## BRIEF
Write out the material exactly, without any of its pictures.

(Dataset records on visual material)
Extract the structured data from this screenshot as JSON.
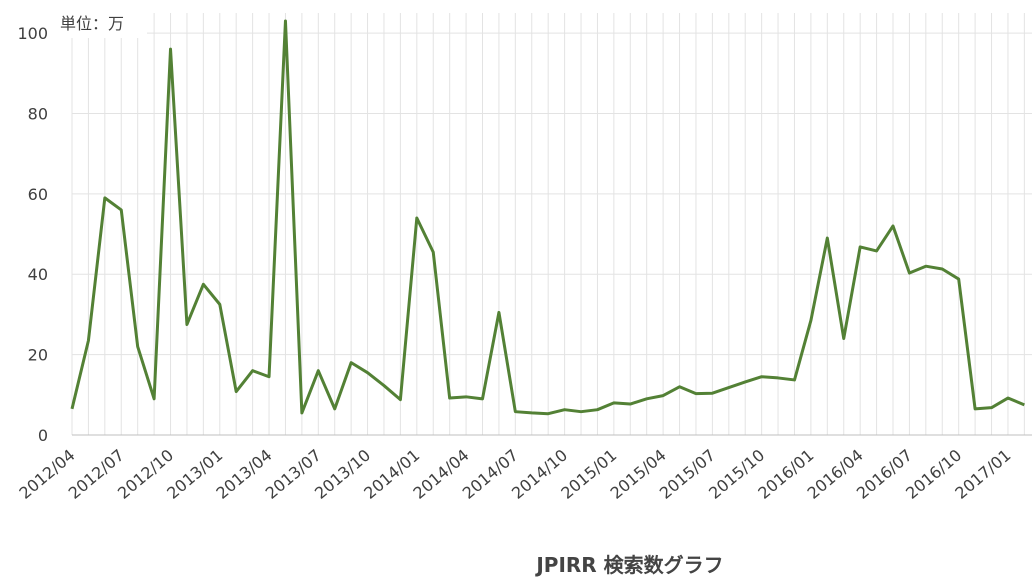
{
  "chart_data": {
    "type": "line",
    "title": "JPIRR 検索数グラフ",
    "annotation": "単位：万",
    "categories": [
      "2012/04",
      null,
      null,
      "2012/07",
      null,
      null,
      "2012/10",
      null,
      null,
      "2013/01",
      null,
      null,
      "2013/04",
      null,
      null,
      "2013/07",
      null,
      null,
      "2013/10",
      null,
      null,
      "2014/01",
      null,
      null,
      "2014/04",
      null,
      null,
      "2014/07",
      null,
      null,
      "2014/10",
      null,
      null,
      "2015/01",
      null,
      null,
      "2015/04",
      null,
      null,
      "2015/07",
      null,
      null,
      "2015/10",
      null,
      null,
      "2016/01",
      null,
      null,
      "2016/04",
      null,
      null,
      "2016/07",
      null,
      null,
      "2016/10",
      null,
      null,
      "2017/01",
      null
    ],
    "series": [
      {
        "color": "#538135",
        "values": [
          6.5,
          23.5,
          59,
          56,
          22,
          9,
          96,
          27.5,
          37.5,
          32.5,
          10.8,
          16,
          14.5,
          103,
          5.5,
          16,
          6.5,
          18,
          15.5,
          12.3,
          8.8,
          54,
          45.5,
          9.2,
          9.5,
          9,
          30.5,
          5.8,
          5.5,
          5.3,
          6.3,
          5.8,
          6.3,
          8,
          7.7,
          9,
          9.8,
          12,
          10.3,
          10.4,
          11.8,
          13.2,
          14.5,
          14.2,
          13.7,
          28.5,
          49,
          24,
          46.8,
          45.8,
          52,
          40.3,
          42,
          41.3,
          38.8,
          6.5,
          6.8,
          9.2,
          7.5
        ]
      }
    ],
    "ylim": [
      0,
      105
    ],
    "yticks": [
      0,
      20,
      40,
      60,
      80,
      100
    ],
    "grid": true
  }
}
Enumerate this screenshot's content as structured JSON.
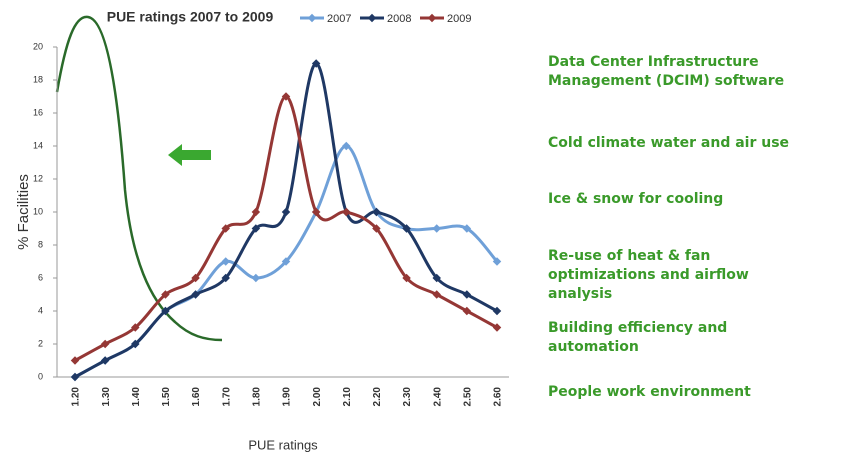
{
  "chart_data": {
    "type": "line",
    "title": "PUE ratings 2007 to 2009",
    "x_label": "PUE ratings",
    "y_label": "% Facilities",
    "categories": [
      "1.20",
      "1.30",
      "1.40",
      "1.50",
      "1.60",
      "1.70",
      "1.80",
      "1.90",
      "2.00",
      "2.10",
      "2.20",
      "2.30",
      "2.40",
      "2.50",
      "2.60"
    ],
    "series": [
      {
        "name": "2007",
        "color": "#6fa0d8",
        "values": [
          0,
          1,
          2,
          4,
          5,
          7,
          6,
          7,
          10,
          14,
          10,
          9,
          9,
          9,
          7
        ]
      },
      {
        "name": "2008",
        "color": "#1f3864",
        "values": [
          0,
          1,
          2,
          4,
          5,
          6,
          9,
          10,
          19,
          10,
          10,
          9,
          6,
          5,
          4
        ]
      },
      {
        "name": "2009",
        "color": "#953735",
        "values": [
          1,
          2,
          3,
          5,
          6,
          9,
          10,
          17,
          10,
          10,
          9,
          6,
          5,
          4,
          3
        ]
      }
    ],
    "ylim": [
      0,
      20
    ],
    "yticks": [
      0,
      2,
      4,
      6,
      8,
      10,
      12,
      14,
      16,
      18,
      20
    ],
    "grid": false,
    "legend": "top",
    "annotations": [
      [
        "Data Center Infrastructure",
        "Management (DCIM) software"
      ],
      [
        "Cold climate water and air use"
      ],
      [
        "Ice & snow for cooling"
      ],
      [
        "Re-use of heat &  fan",
        "optimizations and airflow",
        "analysis"
      ],
      [
        "Building efficiency and",
        "automation"
      ],
      [
        "People work environment"
      ]
    ]
  }
}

## CORRECT RESULT
Extract the structured data from this screenshot as JSON.
{
  "chart_data": {
    "type": "line",
    "title": "JPIRR 検索数グラフ",
    "annotation": "単位：万",
    "categories": [
      "2012/04",
      null,
      null,
      "2012/07",
      null,
      null,
      "2012/10",
      null,
      null,
      "2013/01",
      null,
      null,
      "2013/04",
      null,
      null,
      "2013/07",
      null,
      null,
      "2013/10",
      null,
      null,
      "2014/01",
      null,
      null,
      "2014/04",
      null,
      null,
      "2014/07",
      null,
      null,
      "2014/10",
      null,
      null,
      "2015/01",
      null,
      null,
      "2015/04",
      null,
      null,
      "2015/07",
      null,
      null,
      "2015/10",
      null,
      null,
      "2016/01",
      null,
      null,
      "2016/04",
      null,
      null,
      "2016/07",
      null,
      null,
      "2016/10",
      null,
      null,
      "2017/01",
      null
    ],
    "series": [
      {
        "color": "#538135",
        "values": [
          6.5,
          23.5,
          59,
          56,
          22,
          9,
          96,
          27.5,
          37.5,
          32.5,
          10.8,
          16,
          14.5,
          103,
          5.5,
          16,
          6.5,
          18,
          15.5,
          12.3,
          8.8,
          54,
          45.5,
          9.2,
          9.5,
          9,
          30.5,
          5.8,
          5.5,
          5.3,
          6.3,
          5.8,
          6.3,
          8,
          7.7,
          9,
          9.8,
          12,
          10.3,
          10.4,
          11.8,
          13.2,
          14.5,
          14.2,
          13.7,
          28.5,
          49,
          24,
          46.8,
          45.8,
          52,
          40.3,
          42,
          41.3,
          38.8,
          6.5,
          6.8,
          9.2,
          7.5
        ]
      }
    ],
    "ylim": [
      0,
      105
    ],
    "yticks": [
      0,
      20,
      40,
      60,
      80,
      100
    ],
    "grid": true
  }
}
Enumerate this screenshot's content as structured JSON.
{
  "chart_data": {
    "type": "line",
    "title": "PUE ratings 2007 to 2009",
    "x_label": "PUE ratings",
    "y_label": "% Facilities",
    "categories": [
      "1.20",
      "1.30",
      "1.40",
      "1.50",
      "1.60",
      "1.70",
      "1.80",
      "1.90",
      "2.00",
      "2.10",
      "2.20",
      "2.30",
      "2.40",
      "2.50",
      "2.60"
    ],
    "series": [
      {
        "name": "2007",
        "color": "#6fa0d8",
        "values": [
          0,
          1,
          2,
          4,
          5,
          7,
          6,
          7,
          10,
          14,
          10,
          9,
          9,
          9,
          7
        ]
      },
      {
        "name": "2008",
        "color": "#1f3864",
        "values": [
          0,
          1,
          2,
          4,
          5,
          6,
          9,
          10,
          19,
          10,
          10,
          9,
          6,
          5,
          4
        ]
      },
      {
        "name": "2009",
        "color": "#953735",
        "values": [
          1,
          2,
          3,
          5,
          6,
          9,
          10,
          17,
          10,
          10,
          9,
          6,
          5,
          4,
          3
        ]
      }
    ],
    "ylim": [
      0,
      20
    ],
    "yticks": [
      0,
      2,
      4,
      6,
      8,
      10,
      12,
      14,
      16,
      18,
      20
    ],
    "grid": false,
    "legend": "top",
    "annotations": [
      [
        "Data Center Infrastructure",
        "Management (DCIM) software"
      ],
      [
        "Cold climate water and air use"
      ],
      [
        "Ice & snow for cooling"
      ],
      [
        "Re-use of heat &  fan",
        "optimizations and airflow",
        "analysis"
      ],
      [
        "Building efficiency and",
        "automation"
      ],
      [
        "People work environment"
      ]
    ]
  }
}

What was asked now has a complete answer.